- O QUE FAZER -
• a. Por favor, cite da matéria sobre Robbie Williams tudo desde "Robbie Williams. Crédito: performs" até "de resorts britânicos.".
• b. Segundo a matéria sobre Robbie Williams, a quem se refere o termo "Redcoat"?
• c. Liste todas as pessoas mencionadas pelo nome na matéria sobre Robbie Williams.

Robbie Williams. Crédito: performs on stage in 2026. JMEnternational/Getty Images.

Robbie Williams rebate podcaster que o chamou de “valentão” e “fraude”

Robbie Williams reagiu a podcasters que o descreveram como “redcoat” e “fraude” em um episódio recente. O cantor usou as redes sociais para rebater as críticas, afirmando: “Eu sou um Redcoat de verdade. Você é um verdadeiro valentão. Eu sei qual eu preferiria ser.”

Os apresentadores do podcast “World Cup Of…” discutiram a carreira do artista, desde o início no Take That nos anos 90 até sua trajetória solo. Em um clipe compartilhado no Instagram, um dos hosts o chamou de “apenas um Redcoat sortudo que fez fila para entrar na banda de Gary Barlow”. O termo “Redcoat” se refere a animadores de resorts britânicos.

O mesmo apresentador criticou a presença de Williams no Glastonbury de 1995, mencionando seus cabelos descoloridos e a companhia de Liam Gallagher. O outro host adicionou que Williams “se cercou de artistas de verdade” e “roubou a credibilidade deles”, sugerindo que ele não era um “rockstar” ou “compositor”, mesmo com créditos em músicas como “Angels”.

(Dados de análise de layout de documentos)
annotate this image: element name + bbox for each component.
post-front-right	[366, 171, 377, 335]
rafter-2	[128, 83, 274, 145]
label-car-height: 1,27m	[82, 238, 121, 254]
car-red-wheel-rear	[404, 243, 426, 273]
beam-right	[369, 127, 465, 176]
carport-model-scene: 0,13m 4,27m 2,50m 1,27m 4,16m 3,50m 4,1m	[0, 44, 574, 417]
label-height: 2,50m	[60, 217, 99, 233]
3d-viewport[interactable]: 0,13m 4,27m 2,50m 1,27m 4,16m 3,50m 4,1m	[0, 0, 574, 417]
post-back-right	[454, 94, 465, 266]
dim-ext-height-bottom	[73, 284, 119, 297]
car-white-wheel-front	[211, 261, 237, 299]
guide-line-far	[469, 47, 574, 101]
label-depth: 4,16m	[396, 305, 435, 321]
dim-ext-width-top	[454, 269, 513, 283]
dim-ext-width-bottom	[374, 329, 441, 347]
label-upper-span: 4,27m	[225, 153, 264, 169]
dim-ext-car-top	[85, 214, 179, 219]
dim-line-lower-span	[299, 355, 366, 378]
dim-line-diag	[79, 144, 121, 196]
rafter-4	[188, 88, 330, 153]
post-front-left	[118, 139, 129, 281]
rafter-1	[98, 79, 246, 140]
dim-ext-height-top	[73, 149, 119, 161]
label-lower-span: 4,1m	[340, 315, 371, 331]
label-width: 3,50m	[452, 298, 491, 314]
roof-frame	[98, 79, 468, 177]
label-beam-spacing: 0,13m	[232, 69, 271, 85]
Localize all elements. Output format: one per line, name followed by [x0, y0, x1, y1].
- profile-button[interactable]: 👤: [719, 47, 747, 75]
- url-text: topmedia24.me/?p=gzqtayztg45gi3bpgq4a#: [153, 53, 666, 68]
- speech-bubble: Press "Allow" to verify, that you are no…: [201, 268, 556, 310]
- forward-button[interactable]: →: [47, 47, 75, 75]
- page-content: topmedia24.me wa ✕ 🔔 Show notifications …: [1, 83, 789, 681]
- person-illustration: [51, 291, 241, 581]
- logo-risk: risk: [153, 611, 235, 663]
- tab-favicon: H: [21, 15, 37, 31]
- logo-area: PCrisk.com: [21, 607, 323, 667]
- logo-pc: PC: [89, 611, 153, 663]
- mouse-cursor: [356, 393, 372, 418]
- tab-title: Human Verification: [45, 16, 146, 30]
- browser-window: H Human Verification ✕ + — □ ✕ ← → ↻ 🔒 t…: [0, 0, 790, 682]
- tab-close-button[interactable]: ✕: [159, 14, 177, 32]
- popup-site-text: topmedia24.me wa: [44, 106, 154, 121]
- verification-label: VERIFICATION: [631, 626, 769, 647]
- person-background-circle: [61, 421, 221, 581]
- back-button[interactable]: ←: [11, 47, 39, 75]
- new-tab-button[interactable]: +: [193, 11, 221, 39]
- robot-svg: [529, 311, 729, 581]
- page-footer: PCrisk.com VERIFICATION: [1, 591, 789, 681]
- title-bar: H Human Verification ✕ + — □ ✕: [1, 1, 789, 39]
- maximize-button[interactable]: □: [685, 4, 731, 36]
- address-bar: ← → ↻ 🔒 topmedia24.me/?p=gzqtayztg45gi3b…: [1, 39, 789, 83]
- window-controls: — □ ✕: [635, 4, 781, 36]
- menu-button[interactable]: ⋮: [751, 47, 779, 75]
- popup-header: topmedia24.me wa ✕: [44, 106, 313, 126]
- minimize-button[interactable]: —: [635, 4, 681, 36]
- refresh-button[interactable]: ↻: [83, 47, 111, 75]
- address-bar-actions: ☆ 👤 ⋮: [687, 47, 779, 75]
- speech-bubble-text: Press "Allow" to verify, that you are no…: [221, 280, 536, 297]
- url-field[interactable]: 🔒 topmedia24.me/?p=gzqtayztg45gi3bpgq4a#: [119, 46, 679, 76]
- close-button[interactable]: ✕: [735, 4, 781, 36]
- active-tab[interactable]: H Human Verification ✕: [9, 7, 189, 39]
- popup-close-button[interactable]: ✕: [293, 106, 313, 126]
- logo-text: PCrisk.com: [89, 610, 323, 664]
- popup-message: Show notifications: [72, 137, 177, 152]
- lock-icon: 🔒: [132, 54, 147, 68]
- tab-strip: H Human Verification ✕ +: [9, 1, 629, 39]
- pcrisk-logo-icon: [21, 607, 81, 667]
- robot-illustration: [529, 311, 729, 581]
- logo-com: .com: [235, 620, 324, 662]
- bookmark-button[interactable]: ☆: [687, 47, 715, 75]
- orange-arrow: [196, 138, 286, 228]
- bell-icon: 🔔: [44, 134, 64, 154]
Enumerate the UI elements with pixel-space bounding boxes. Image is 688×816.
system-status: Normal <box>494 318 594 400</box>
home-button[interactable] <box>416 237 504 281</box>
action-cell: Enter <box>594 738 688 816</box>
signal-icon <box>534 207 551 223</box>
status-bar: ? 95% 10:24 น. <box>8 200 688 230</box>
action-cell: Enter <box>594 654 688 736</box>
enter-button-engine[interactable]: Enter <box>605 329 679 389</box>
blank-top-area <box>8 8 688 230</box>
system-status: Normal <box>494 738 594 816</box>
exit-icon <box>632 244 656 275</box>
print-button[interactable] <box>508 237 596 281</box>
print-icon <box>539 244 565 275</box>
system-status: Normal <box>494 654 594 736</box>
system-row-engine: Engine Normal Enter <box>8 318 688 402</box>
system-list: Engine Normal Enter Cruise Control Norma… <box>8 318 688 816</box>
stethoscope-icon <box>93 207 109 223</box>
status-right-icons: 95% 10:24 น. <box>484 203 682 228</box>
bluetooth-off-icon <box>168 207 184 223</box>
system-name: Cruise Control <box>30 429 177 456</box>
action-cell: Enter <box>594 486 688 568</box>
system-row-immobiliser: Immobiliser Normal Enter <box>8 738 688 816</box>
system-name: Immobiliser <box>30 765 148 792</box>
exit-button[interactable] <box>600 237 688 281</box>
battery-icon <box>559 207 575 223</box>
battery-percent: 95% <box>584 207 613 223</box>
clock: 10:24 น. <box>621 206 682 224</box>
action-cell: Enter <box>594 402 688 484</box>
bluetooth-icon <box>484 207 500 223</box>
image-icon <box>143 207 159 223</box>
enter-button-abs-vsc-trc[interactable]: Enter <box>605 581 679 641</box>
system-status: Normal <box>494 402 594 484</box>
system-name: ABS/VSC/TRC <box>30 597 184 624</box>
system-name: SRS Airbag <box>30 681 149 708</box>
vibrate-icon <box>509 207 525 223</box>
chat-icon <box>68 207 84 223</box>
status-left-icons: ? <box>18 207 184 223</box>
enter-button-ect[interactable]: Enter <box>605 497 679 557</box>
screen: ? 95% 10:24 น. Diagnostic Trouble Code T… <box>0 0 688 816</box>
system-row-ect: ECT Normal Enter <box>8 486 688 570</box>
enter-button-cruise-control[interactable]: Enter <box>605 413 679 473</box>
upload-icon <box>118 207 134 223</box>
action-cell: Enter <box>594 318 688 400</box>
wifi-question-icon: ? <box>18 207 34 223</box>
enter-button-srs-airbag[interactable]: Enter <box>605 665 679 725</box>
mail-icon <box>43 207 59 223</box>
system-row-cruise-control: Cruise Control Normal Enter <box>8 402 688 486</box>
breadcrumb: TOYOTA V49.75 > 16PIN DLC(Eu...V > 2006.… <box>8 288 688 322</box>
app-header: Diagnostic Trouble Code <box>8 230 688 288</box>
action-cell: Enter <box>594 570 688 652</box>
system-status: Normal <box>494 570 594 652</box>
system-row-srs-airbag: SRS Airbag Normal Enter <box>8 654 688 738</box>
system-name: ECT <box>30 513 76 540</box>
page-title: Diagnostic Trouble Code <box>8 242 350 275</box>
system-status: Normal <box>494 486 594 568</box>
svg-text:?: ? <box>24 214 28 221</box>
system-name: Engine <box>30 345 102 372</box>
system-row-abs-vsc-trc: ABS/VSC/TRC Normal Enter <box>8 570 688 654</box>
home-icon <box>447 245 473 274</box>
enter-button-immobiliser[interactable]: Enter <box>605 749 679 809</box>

- RESPOSTAS -
• a.
Robbie Williams. Crédito: performs on stage in 2026. JMEnternational/Getty Images.

Robbie Williams rebate podcaster que o chamou de “valentão” e “fraude”

Robbie Williams reagiu a podcasters que o descreveram como “redcoat” e “fraude” em um episódio recente. O cantor usou as redes sociais para rebater as críticas, afirmando: “Eu sou um Redcoat de verdade. Você é um verdadeiro valentão. Eu sei qual eu preferiria ser.”

Os apresentadores do podcast “World Cup Of…” discutiram a carreira do artista, desde o início no Take That nos anos 90 até sua trajetória solo. Em um clipe compartilhado no Instagram, um dos hosts o chamou de “apenas um Redcoat sortudo que fez fila para entrar na banda de Gary Barlow”. O termo “Redcoat” se refere a animadores de resorts britânicos.

• b. A animadores de resorts britânicos.

• c. Robbie Williams, Gary Barlow, Liam Gallagher